__Stated exercise__. In how many lines does the string "cdot" appear? Answer with the number only.

────────────────────────────────────────

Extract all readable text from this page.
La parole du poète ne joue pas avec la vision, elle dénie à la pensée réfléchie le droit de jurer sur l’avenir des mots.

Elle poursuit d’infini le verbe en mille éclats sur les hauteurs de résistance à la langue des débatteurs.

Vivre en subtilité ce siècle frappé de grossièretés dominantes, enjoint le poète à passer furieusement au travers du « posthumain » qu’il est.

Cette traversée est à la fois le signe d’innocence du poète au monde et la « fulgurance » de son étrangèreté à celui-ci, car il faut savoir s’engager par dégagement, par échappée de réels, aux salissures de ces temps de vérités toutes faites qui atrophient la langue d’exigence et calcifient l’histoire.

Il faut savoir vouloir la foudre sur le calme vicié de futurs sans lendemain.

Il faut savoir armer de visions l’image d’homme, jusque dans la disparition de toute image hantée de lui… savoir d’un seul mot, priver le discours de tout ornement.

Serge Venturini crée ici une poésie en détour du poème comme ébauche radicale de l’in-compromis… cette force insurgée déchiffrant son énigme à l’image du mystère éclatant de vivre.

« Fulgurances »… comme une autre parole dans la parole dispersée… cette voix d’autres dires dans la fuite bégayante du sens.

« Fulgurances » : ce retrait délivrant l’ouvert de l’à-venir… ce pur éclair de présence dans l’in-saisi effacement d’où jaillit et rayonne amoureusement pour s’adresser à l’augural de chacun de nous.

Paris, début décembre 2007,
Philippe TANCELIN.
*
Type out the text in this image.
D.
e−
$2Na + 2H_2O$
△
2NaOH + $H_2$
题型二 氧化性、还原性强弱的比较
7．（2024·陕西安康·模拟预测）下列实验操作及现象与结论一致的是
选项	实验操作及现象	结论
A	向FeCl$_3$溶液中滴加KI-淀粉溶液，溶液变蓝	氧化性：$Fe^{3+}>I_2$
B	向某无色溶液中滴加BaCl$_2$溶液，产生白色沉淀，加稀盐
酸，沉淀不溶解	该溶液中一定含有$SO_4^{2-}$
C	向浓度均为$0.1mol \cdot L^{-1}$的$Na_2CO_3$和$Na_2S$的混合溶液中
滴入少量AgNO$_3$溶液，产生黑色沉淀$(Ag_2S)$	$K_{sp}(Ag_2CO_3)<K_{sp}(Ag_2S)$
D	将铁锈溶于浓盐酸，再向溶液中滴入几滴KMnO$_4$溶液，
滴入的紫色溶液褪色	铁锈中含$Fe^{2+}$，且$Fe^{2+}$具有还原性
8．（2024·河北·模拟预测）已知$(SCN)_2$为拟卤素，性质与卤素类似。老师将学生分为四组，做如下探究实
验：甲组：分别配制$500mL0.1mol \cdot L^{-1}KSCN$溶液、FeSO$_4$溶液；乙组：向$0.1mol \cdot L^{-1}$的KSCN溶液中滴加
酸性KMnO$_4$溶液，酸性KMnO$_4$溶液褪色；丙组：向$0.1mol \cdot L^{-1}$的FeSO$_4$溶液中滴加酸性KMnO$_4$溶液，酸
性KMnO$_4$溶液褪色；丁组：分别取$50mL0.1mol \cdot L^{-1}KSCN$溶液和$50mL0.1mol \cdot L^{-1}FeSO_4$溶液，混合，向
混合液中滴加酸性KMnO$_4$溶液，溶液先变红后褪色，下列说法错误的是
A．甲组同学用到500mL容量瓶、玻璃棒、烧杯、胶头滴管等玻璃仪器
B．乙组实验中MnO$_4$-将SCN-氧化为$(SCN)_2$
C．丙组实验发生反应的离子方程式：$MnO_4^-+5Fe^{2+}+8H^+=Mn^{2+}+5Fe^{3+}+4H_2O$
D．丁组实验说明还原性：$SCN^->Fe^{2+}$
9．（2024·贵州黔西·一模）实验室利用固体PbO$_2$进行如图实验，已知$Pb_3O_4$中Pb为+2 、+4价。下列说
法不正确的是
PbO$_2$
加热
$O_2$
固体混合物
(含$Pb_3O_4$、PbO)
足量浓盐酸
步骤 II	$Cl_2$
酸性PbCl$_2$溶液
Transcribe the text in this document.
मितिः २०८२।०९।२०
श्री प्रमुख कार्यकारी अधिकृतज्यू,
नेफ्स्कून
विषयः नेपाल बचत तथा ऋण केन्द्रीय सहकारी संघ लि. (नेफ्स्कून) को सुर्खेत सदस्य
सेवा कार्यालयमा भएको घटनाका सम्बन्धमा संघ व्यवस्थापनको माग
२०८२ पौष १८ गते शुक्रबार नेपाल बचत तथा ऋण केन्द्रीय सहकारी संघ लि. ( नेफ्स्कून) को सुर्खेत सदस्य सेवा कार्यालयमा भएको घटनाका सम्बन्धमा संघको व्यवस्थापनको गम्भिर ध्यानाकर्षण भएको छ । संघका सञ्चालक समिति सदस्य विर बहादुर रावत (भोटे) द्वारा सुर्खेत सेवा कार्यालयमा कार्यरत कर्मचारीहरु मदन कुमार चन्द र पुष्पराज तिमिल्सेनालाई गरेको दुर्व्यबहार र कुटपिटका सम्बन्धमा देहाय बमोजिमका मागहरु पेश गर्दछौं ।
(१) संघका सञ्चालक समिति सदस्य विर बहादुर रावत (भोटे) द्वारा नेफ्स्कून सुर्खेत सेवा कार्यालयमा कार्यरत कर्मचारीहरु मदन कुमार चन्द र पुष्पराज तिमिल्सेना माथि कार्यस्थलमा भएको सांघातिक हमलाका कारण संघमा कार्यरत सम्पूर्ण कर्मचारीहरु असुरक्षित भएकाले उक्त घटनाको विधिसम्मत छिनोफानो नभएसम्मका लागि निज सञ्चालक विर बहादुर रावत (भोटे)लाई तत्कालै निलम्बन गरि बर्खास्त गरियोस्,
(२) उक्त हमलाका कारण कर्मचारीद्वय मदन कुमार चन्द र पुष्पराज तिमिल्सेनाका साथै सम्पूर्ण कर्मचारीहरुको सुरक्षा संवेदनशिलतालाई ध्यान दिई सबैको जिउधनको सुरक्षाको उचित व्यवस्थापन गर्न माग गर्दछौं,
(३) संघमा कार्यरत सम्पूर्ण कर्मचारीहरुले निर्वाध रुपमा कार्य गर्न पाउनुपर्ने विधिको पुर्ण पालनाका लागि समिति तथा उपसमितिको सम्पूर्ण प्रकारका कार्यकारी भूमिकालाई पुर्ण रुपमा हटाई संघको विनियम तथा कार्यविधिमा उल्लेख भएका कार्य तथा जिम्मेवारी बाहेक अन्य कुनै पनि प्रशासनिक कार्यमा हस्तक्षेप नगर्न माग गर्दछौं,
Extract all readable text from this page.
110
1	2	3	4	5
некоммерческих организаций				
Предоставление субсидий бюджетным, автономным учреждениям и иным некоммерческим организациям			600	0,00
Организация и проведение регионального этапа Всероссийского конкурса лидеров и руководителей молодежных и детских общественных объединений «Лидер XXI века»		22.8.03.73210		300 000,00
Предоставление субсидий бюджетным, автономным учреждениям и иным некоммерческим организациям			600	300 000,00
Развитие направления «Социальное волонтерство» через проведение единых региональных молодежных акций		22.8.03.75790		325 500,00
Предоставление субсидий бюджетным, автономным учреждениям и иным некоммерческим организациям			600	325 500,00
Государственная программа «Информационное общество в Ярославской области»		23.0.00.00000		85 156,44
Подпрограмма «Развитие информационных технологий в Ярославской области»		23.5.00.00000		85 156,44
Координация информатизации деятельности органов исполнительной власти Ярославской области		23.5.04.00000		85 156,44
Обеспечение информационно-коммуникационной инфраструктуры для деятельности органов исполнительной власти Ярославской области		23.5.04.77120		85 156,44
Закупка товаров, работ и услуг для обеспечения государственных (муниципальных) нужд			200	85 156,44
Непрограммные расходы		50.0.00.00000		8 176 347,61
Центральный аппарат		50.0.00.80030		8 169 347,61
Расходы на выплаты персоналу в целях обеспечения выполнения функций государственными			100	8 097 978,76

────────────────────────────────────────

__Response to the task__. 4